Repeat the listing that follows, character for character, minus the pictures.

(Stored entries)
|---|

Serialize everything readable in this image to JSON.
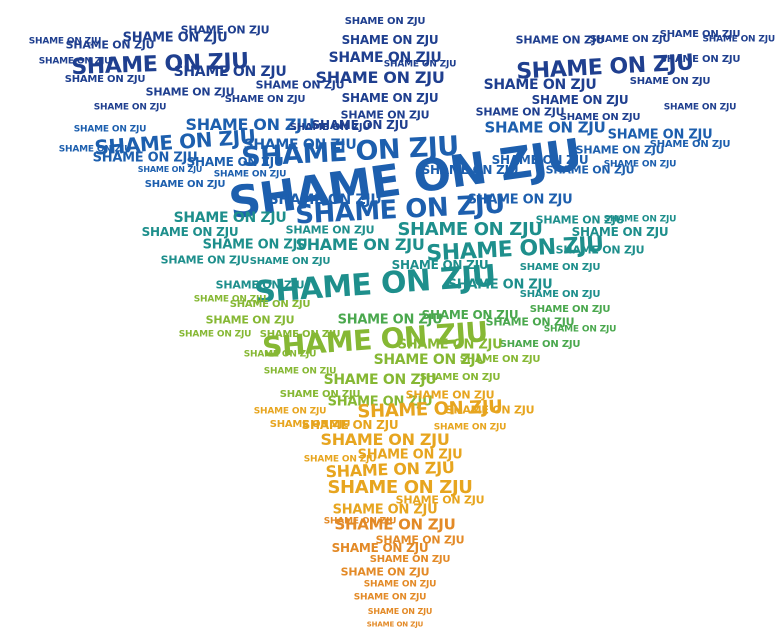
{
  "phrase": "SHAME ON ZJU",
  "palette": {
    "navy": "#1f3f8f",
    "blue": "#1d5fae",
    "teal": "#1e8f8c",
    "green": "#4aa84e",
    "lime": "#86b834",
    "gold": "#e7a51f",
    "orange": "#e38a27"
  }
}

|---|

#### The reply
Serialize everything readable in this image to JSON.
{
  "phrase": "SHAME ON ZJU",
  "palette": {
    "navy": "#1f3f8f",
    "blue": "#1d5fae",
    "teal": "#1e8f8c",
    "green": "#4aa84e",
    "lime": "#86b834",
    "gold": "#e7a51f",
    "orange": "#e38a27"
  }
}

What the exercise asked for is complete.